:: Work to do ::
Where does the string "xlabel" appear? Copy every line of the entries below that holds it.

[Records]
===

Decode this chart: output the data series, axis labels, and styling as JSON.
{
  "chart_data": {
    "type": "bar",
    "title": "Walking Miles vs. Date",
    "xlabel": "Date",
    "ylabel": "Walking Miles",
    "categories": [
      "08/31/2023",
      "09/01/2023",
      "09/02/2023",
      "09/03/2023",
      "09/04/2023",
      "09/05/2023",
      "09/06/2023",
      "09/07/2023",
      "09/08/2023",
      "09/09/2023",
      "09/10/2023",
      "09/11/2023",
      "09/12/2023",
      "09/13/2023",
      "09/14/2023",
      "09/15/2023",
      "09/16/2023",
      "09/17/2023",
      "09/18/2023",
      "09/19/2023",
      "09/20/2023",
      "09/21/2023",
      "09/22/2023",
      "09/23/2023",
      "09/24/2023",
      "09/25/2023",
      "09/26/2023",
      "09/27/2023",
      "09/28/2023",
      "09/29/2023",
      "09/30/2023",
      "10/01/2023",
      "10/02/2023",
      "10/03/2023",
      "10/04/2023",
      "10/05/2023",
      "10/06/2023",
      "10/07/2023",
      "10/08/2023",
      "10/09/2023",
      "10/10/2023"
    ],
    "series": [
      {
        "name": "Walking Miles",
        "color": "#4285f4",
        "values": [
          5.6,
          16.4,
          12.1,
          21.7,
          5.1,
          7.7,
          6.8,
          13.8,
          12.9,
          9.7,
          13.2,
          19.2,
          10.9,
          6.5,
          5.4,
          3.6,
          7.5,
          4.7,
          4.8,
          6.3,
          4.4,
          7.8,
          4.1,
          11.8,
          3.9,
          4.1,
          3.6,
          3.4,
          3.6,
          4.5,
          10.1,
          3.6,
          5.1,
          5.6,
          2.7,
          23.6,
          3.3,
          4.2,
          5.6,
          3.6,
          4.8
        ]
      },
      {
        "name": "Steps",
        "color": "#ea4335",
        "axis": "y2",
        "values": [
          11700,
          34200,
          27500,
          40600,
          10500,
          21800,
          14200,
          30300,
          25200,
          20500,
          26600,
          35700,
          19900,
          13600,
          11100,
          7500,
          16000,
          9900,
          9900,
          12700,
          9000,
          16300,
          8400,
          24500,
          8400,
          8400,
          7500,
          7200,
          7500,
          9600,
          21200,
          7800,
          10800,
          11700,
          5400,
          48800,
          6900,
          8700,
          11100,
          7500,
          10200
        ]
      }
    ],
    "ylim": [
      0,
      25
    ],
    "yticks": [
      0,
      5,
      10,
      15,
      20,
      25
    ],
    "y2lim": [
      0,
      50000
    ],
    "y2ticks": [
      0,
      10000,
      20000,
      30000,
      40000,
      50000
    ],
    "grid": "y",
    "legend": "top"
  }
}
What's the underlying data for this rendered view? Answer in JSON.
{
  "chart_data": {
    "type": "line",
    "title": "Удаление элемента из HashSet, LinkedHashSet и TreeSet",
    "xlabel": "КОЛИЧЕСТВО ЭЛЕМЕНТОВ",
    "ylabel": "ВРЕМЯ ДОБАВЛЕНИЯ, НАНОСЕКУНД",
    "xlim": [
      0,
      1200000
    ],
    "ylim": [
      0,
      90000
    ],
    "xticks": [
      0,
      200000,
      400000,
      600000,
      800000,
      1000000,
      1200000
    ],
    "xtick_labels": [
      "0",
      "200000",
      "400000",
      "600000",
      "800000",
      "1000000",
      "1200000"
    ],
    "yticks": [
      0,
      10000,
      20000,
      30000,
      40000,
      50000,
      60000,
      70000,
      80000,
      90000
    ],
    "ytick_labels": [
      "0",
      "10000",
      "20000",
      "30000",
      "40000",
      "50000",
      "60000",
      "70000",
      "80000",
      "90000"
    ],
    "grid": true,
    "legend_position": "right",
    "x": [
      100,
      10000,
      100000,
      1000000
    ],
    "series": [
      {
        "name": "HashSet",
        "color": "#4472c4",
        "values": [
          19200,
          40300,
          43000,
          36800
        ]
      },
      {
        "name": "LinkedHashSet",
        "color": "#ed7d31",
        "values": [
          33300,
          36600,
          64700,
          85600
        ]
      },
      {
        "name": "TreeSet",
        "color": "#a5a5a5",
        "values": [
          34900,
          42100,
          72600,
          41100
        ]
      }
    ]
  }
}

===

:: Result of this task ::
    "xlabel": "Date",
    "xlabel": "КОЛИЧЕСТВО ЭЛЕМЕНТОВ",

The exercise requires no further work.